Set all the material down again unchanged, without the pictures.

## BEGIN Records provided

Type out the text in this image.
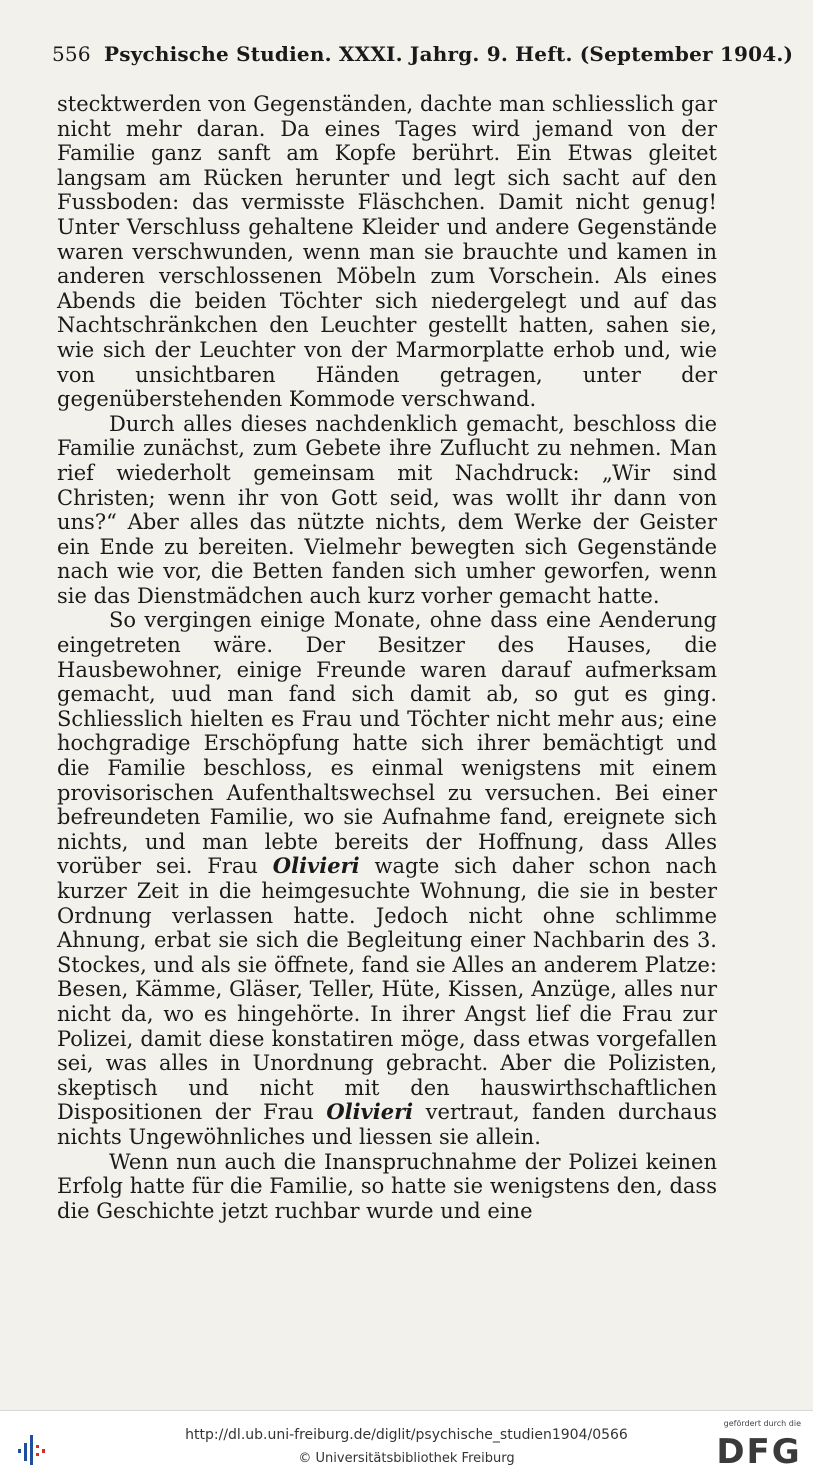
556 Psychische Studien. XXXI. Jahrg. 9. Heft. (September 1904.)

stecktwerden von Gegenständen, dachte man schliesslich gar nicht mehr daran. Da eines Tages wird jemand von der Familie ganz sanft am Kopfe berührt. Ein Etwas gleitet langsam am Rücken herunter und legt sich sacht auf den Fussboden: das vermisste Fläschchen. Damit nicht genug! Unter Verschluss gehaltene Kleider und andere Gegenstände waren verschwunden, wenn man sie brauchte und kamen in anderen verschlossenen Möbeln zum Vorschein. Als eines Abends die beiden Töchter sich niedergelegt und auf das Nachtschränkchen den Leuchter gestellt hatten, sahen sie, wie sich der Leuchter von der Marmorplatte erhob und, wie von unsichtbaren Händen getragen, unter der gegenüberstehenden Kommode verschwand.

Durch alles dieses nachdenklich gemacht, beschloss die Familie zunächst, zum Gebete ihre Zuflucht zu nehmen. Man rief wiederholt gemeinsam mit Nachdruck: „Wir sind Christen; wenn ihr von Gott seid, was wollt ihr dann von uns?“ Aber alles das nützte nichts, dem Werke der Geister ein Ende zu bereiten. Vielmehr bewegten sich Gegenstände nach wie vor, die Betten fanden sich umher geworfen, wenn sie das Dienstmädchen auch kurz vorher gemacht hatte.

So vergingen einige Monate, ohne dass eine Aenderung eingetreten wäre. Der Besitzer des Hauses, die Hausbewohner, einige Freunde waren darauf aufmerksam gemacht, uud man fand sich damit ab, so gut es ging. Schliesslich hielten es Frau und Töchter nicht mehr aus; eine hochgradige Erschöpfung hatte sich ihrer bemächtigt und die Familie beschloss, es einmal wenigstens mit einem provisorischen Aufenthaltswechsel zu versuchen. Bei einer befreundeten Familie, wo sie Aufnahme fand, ereignete sich nichts, und man lebte bereits der Hoffnung, dass Alles vorüber sei. Frau Olivieri wagte sich daher schon nach kurzer Zeit in die heimgesuchte Wohnung, die sie in bester Ordnung verlassen hatte. Jedoch nicht ohne schlimme Ahnung, erbat sie sich die Begleitung einer Nachbarin des 3. Stockes, und als sie öffnete, fand sie Alles an anderem Platze: Besen, Kämme, Gläser, Teller, Hüte, Kissen, Anzüge, alles nur nicht da, wo es hingehörte. In ihrer Angst lief die Frau zur Polizei, damit diese konstatiren möge, dass etwas vorgefallen sei, was alles in Unordnung gebracht. Aber die Polizisten, skeptisch und nicht mit den hauswirthschaftlichen Dispositionen der Frau Olivieri vertraut, fanden durchaus nichts Ungewöhnliches und liessen sie allein.

Wenn nun auch die Inanspruchnahme der Polizei keinen Erfolg hatte für die Familie, so hatte sie wenigstens den, dass die Geschichte jetzt ruchbar wurde und eine

http://dl.ub.uni-freiburg.de/diglit/psychische_studien1904/0566
© Universitätsbibliothek Freiburg
gefördert durch die
DFG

## END Records provided

• Answer below
Type out the text in this image.
556 Psychische Studien. XXXI. Jahrg. 9. Heft. (September 1904.)

stecktwerden von Gegenständen, dachte man schliesslich gar nicht mehr daran. Da eines Tages wird jemand von der Familie ganz sanft am Kopfe berührt. Ein Etwas gleitet langsam am Rücken herunter und legt sich sacht auf den Fussboden: das vermisste Fläschchen. Damit nicht genug! Unter Verschluss gehaltene Kleider und andere Gegenstände waren verschwunden, wenn man sie brauchte und kamen in anderen verschlossenen Möbeln zum Vorschein. Als eines Abends die beiden Töchter sich niedergelegt und auf das Nachtschränkchen den Leuchter gestellt hatten, sahen sie, wie sich der Leuchter von der Marmorplatte erhob und, wie von unsichtbaren Händen getragen, unter der gegenüberstehenden Kommode verschwand.

Durch alles dieses nachdenklich gemacht, beschloss die Familie zunächst, zum Gebete ihre Zuflucht zu nehmen. Man rief wiederholt gemeinsam mit Nachdruck: „Wir sind Christen; wenn ihr von Gott seid, was wollt ihr dann von uns?“ Aber alles das nützte nichts, dem Werke der Geister ein Ende zu bereiten. Vielmehr bewegten sich Gegenstände nach wie vor, die Betten fanden sich umher geworfen, wenn sie das Dienstmädchen auch kurz vorher gemacht hatte.

So vergingen einige Monate, ohne dass eine Aenderung eingetreten wäre. Der Besitzer des Hauses, die Hausbewohner, einige Freunde waren darauf aufmerksam gemacht, uud man fand sich damit ab, so gut es ging. Schliesslich hielten es Frau und Töchter nicht mehr aus; eine hochgradige Erschöpfung hatte sich ihrer bemächtigt und die Familie beschloss, es einmal wenigstens mit einem provisorischen Aufenthaltswechsel zu versuchen. Bei einer befreundeten Familie, wo sie Aufnahme fand, ereignete sich nichts, und man lebte bereits der Hoffnung, dass Alles vorüber sei. Frau Olivieri wagte sich daher schon nach kurzer Zeit in die heimgesuchte Wohnung, die sie in bester Ordnung verlassen hatte. Jedoch nicht ohne schlimme Ahnung, erbat sie sich die Begleitung einer Nachbarin des 3. Stockes, und als sie öffnete, fand sie Alles an anderem Platze: Besen, Kämme, Gläser, Teller, Hüte, Kissen, Anzüge, alles nur nicht da, wo es hingehörte. In ihrer Angst lief die Frau zur Polizei, damit diese konstatiren möge, dass etwas vorgefallen sei, was alles in Unordnung gebracht. Aber die Polizisten, skeptisch und nicht mit den hauswirthschaftlichen Dispositionen der Frau Olivieri vertraut, fanden durchaus nichts Ungewöhnliches und liessen sie allein.

Wenn nun auch die Inanspruchnahme der Polizei keinen Erfolg hatte für die Familie, so hatte sie wenigstens den, dass die Geschichte jetzt ruchbar wurde und eine

http://dl.ub.uni-freiburg.de/diglit/psychische_studien1904/0566
© Universitätsbibliothek Freiburg
gefördert durch die
DFG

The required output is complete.